## Objective
Every record below should be printed exactly as it appears.

## Material provided
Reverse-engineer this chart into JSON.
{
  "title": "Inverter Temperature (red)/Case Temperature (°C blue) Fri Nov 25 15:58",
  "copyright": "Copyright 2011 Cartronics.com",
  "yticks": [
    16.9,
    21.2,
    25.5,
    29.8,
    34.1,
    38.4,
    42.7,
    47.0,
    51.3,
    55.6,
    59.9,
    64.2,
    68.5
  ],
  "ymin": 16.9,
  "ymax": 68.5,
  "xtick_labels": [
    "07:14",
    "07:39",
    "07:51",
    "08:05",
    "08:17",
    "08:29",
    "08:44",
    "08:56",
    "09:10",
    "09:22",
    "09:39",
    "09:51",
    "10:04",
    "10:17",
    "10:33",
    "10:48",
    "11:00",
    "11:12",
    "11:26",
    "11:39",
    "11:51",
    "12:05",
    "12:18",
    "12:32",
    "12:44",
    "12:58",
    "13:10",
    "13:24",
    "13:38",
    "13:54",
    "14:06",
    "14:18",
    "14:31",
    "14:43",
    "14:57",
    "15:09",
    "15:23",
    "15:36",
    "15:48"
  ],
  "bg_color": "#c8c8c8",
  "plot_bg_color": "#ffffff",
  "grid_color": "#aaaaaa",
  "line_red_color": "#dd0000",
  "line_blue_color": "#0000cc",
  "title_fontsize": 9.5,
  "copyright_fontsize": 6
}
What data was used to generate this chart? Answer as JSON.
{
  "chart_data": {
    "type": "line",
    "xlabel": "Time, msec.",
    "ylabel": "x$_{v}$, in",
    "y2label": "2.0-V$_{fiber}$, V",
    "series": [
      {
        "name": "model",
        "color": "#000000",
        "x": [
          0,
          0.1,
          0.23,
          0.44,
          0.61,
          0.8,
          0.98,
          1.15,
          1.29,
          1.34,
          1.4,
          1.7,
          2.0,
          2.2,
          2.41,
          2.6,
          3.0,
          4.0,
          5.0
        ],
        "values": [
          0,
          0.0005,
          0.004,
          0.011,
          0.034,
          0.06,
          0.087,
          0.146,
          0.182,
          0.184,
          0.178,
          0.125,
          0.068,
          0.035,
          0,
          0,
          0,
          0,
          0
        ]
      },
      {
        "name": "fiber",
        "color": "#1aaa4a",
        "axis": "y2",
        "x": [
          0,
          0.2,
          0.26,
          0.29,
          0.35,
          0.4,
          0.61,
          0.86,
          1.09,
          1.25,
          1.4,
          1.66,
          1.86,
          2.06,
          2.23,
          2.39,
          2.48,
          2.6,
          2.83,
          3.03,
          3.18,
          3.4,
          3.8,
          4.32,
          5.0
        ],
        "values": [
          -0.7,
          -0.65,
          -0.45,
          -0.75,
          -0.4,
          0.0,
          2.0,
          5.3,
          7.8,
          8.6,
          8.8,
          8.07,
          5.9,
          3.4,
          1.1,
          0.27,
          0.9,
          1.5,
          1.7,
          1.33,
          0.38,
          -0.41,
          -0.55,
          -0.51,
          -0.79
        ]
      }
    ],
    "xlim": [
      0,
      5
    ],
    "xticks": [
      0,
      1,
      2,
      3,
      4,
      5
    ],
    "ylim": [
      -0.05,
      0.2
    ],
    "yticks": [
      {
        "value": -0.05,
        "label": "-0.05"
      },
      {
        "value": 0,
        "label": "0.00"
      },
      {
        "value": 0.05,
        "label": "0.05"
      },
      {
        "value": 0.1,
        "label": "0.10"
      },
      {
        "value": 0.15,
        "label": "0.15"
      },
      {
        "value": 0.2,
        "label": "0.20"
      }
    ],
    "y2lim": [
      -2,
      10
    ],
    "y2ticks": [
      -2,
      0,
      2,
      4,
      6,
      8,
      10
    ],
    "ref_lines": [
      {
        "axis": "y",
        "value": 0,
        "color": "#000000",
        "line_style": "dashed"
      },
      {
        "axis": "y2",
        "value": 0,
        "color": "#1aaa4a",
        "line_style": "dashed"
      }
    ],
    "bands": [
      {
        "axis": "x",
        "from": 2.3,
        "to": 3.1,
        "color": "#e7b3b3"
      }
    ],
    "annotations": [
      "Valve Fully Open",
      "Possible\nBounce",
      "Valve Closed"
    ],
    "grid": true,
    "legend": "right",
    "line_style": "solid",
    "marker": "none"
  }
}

## Reply
Reverse-engineer this chart into JSON.
{
  "title": "Inverter Temperature (red)/Case Temperature (°C blue) Fri Nov 25 15:58",
  "copyright": "Copyright 2011 Cartronics.com",
  "yticks": [
    16.9,
    21.2,
    25.5,
    29.8,
    34.1,
    38.4,
    42.7,
    47.0,
    51.3,
    55.6,
    59.9,
    64.2,
    68.5
  ],
  "ymin": 16.9,
  "ymax": 68.5,
  "xtick_labels": [
    "07:14",
    "07:39",
    "07:51",
    "08:05",
    "08:17",
    "08:29",
    "08:44",
    "08:56",
    "09:10",
    "09:22",
    "09:39",
    "09:51",
    "10:04",
    "10:17",
    "10:33",
    "10:48",
    "11:00",
    "11:12",
    "11:26",
    "11:39",
    "11:51",
    "12:05",
    "12:18",
    "12:32",
    "12:44",
    "12:58",
    "13:10",
    "13:24",
    "13:38",
    "13:54",
    "14:06",
    "14:18",
    "14:31",
    "14:43",
    "14:57",
    "15:09",
    "15:23",
    "15:36",
    "15:48"
  ],
  "bg_color": "#c8c8c8",
  "plot_bg_color": "#ffffff",
  "grid_color": "#aaaaaa",
  "line_red_color": "#dd0000",
  "line_blue_color": "#0000cc",
  "title_fontsize": 9.5,
  "copyright_fontsize": 6
}
What data was used to generate this chart? Answer as JSON.
{
  "chart_data": {
    "type": "line",
    "xlabel": "Time, msec.",
    "ylabel": "x$_{v}$, in",
    "y2label": "2.0-V$_{fiber}$, V",
    "series": [
      {
        "name": "model",
        "color": "#000000",
        "x": [
          0,
          0.1,
          0.23,
          0.44,
          0.61,
          0.8,
          0.98,
          1.15,
          1.29,
          1.34,
          1.4,
          1.7,
          2.0,
          2.2,
          2.41,
          2.6,
          3.0,
          4.0,
          5.0
        ],
        "values": [
          0,
          0.0005,
          0.004,
          0.011,
          0.034,
          0.06,
          0.087,
          0.146,
          0.182,
          0.184,
          0.178,
          0.125,
          0.068,
          0.035,
          0,
          0,
          0,
          0,
          0
        ]
      },
      {
        "name": "fiber",
        "color": "#1aaa4a",
        "axis": "y2",
        "x": [
          0,
          0.2,
          0.26,
          0.29,
          0.35,
          0.4,
          0.61,
          0.86,
          1.09,
          1.25,
          1.4,
          1.66,
          1.86,
          2.06,
          2.23,
          2.39,
          2.48,
          2.6,
          2.83,
          3.03,
          3.18,
          3.4,
          3.8,
          4.32,
          5.0
        ],
        "values": [
          -0.7,
          -0.65,
          -0.45,
          -0.75,
          -0.4,
          0.0,
          2.0,
          5.3,
          7.8,
          8.6,
          8.8,
          8.07,
          5.9,
          3.4,
          1.1,
          0.27,
          0.9,
          1.5,
          1.7,
          1.33,
          0.38,
          -0.41,
          -0.55,
          -0.51,
          -0.79
        ]
      }
    ],
    "xlim": [
      0,
      5
    ],
    "xticks": [
      0,
      1,
      2,
      3,
      4,
      5
    ],
    "ylim": [
      -0.05,
      0.2
    ],
    "yticks": [
      {
        "value": -0.05,
        "label": "-0.05"
      },
      {
        "value": 0,
        "label": "0.00"
      },
      {
        "value": 0.05,
        "label": "0.05"
      },
      {
        "value": 0.1,
        "label": "0.10"
      },
      {
        "value": 0.15,
        "label": "0.15"
      },
      {
        "value": 0.2,
        "label": "0.20"
      }
    ],
    "y2lim": [
      -2,
      10
    ],
    "y2ticks": [
      -2,
      0,
      2,
      4,
      6,
      8,
      10
    ],
    "ref_lines": [
      {
        "axis": "y",
        "value": 0,
        "color": "#000000",
        "line_style": "dashed"
      },
      {
        "axis": "y2",
        "value": 0,
        "color": "#1aaa4a",
        "line_style": "dashed"
      }
    ],
    "bands": [
      {
        "axis": "x",
        "from": 2.3,
        "to": 3.1,
        "color": "#e7b3b3"
      }
    ],
    "annotations": [
      "Valve Fully Open",
      "Possible\nBounce",
      "Valve Closed"
    ],
    "grid": true,
    "legend": "right",
    "line_style": "solid",
    "marker": "none"
  }
}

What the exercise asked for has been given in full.